** BEGIN **

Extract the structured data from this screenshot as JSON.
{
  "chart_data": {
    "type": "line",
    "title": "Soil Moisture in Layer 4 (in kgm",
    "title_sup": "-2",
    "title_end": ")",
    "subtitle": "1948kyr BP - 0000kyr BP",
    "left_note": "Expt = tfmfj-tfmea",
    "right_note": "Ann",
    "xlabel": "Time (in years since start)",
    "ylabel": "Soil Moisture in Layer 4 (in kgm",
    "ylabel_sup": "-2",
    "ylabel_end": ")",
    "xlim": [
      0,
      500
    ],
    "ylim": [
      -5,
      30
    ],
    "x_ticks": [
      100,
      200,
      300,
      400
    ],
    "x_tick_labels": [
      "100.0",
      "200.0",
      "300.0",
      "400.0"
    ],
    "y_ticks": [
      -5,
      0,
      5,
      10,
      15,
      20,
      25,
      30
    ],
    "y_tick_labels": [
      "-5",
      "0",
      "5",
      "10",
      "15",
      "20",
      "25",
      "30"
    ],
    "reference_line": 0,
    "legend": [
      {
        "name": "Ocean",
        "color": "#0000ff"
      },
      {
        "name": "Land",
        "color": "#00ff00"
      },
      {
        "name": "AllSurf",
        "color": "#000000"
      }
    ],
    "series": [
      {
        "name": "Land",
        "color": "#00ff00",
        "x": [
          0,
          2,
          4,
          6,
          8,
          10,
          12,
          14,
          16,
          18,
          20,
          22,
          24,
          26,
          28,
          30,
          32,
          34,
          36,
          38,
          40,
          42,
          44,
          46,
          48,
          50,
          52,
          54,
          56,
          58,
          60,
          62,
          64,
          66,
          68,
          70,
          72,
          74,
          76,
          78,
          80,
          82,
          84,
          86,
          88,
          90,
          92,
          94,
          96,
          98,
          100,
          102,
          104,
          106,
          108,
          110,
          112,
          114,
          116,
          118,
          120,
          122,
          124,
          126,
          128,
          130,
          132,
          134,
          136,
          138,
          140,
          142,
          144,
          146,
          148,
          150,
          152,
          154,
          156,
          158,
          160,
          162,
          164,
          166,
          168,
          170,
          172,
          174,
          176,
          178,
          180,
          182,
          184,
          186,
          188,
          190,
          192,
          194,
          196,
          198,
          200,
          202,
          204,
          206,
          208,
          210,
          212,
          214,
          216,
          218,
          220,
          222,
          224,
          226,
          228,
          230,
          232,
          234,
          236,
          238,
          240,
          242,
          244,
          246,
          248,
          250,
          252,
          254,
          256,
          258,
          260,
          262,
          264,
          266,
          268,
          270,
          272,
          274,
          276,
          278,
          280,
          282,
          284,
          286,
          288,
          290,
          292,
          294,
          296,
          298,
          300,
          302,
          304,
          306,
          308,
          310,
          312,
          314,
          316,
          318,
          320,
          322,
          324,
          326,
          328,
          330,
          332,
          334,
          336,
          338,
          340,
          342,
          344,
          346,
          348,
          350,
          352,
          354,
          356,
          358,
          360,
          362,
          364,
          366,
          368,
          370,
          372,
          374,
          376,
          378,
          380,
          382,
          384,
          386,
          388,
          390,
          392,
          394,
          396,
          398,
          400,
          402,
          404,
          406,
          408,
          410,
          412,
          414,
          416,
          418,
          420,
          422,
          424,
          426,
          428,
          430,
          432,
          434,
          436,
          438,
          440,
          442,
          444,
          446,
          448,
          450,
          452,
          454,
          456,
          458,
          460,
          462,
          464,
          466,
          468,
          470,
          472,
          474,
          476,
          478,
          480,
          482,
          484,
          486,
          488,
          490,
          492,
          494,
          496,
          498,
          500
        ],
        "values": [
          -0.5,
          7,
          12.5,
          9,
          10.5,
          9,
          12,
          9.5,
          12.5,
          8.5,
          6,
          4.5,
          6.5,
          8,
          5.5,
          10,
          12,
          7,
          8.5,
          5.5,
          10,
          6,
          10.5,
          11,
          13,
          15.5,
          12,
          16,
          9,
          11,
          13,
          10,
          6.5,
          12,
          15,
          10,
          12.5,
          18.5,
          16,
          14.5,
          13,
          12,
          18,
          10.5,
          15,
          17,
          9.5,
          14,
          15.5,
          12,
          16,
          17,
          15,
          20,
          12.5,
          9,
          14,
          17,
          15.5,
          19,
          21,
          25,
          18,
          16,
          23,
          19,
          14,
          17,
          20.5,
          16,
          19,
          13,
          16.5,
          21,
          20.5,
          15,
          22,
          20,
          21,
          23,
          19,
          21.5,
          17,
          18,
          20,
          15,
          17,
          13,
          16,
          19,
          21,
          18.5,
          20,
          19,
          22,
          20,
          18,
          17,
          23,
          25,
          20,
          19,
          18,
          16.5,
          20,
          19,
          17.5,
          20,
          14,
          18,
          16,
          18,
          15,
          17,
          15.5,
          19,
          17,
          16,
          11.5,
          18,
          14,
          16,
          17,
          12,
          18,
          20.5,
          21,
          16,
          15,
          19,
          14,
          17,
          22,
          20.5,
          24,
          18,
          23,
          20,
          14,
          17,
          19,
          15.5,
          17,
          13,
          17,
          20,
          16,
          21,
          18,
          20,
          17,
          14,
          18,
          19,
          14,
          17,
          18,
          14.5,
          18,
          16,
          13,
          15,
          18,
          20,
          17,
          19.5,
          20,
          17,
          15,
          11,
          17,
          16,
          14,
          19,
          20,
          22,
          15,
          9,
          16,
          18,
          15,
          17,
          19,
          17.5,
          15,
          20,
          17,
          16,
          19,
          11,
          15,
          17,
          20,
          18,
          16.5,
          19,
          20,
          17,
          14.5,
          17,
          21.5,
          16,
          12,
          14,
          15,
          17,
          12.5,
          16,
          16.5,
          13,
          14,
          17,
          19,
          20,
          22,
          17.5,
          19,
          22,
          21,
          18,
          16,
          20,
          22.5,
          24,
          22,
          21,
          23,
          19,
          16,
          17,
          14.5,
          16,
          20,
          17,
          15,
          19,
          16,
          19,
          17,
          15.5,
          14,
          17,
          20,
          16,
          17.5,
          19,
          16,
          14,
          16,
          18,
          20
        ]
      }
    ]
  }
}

** END **
** BEGIN **

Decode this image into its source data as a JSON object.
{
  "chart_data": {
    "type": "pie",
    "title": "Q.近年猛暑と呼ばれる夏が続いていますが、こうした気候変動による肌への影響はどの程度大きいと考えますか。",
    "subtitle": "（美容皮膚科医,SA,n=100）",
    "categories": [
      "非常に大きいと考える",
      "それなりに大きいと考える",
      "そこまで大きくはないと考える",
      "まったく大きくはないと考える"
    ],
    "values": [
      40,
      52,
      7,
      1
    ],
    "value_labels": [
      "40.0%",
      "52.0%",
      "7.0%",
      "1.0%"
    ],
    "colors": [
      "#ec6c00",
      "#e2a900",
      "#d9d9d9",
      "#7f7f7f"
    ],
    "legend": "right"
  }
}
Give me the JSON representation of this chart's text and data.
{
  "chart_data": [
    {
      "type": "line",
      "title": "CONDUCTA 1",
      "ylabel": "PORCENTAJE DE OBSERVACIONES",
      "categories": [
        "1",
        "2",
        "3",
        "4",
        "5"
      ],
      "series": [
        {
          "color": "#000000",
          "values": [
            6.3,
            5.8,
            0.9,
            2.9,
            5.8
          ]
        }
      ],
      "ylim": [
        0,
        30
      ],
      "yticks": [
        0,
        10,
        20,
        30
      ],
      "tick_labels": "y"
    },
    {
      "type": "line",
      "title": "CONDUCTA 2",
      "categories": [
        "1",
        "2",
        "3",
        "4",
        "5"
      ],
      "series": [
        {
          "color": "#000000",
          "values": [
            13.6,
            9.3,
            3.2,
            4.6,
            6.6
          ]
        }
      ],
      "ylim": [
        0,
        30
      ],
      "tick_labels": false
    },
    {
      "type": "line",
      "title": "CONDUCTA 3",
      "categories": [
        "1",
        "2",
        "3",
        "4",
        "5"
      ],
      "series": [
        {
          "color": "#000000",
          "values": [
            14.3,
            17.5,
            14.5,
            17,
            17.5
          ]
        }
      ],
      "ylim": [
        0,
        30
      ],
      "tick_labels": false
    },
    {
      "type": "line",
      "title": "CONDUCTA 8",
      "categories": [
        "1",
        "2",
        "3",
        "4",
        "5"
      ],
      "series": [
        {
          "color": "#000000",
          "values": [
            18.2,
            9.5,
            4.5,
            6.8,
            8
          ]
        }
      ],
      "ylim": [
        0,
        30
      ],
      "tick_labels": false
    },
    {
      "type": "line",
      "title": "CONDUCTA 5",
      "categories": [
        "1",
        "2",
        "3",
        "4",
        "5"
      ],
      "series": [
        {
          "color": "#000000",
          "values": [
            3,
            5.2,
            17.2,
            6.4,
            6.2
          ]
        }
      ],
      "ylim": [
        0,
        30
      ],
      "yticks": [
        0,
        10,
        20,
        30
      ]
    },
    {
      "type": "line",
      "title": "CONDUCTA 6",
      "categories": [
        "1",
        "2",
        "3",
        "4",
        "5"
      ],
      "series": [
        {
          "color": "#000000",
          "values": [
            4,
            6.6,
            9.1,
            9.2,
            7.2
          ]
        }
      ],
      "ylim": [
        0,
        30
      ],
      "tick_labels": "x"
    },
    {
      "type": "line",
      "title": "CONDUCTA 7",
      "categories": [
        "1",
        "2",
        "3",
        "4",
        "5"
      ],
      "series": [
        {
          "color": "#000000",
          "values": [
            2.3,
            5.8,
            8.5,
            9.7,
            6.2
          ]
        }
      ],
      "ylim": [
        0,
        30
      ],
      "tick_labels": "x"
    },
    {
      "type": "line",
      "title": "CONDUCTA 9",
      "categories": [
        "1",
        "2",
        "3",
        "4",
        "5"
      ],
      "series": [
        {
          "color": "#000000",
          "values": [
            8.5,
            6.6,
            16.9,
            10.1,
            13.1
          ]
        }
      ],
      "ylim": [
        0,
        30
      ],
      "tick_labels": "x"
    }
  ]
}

** END **

→ **Stated problem**: Copy every line that contains the string "Soil".

→ **Result of this exercise**:
    "title": "Soil Moisture in Layer 4 (in kgm",
    "ylabel": "Soil Moisture in Layer 4 (in kgm",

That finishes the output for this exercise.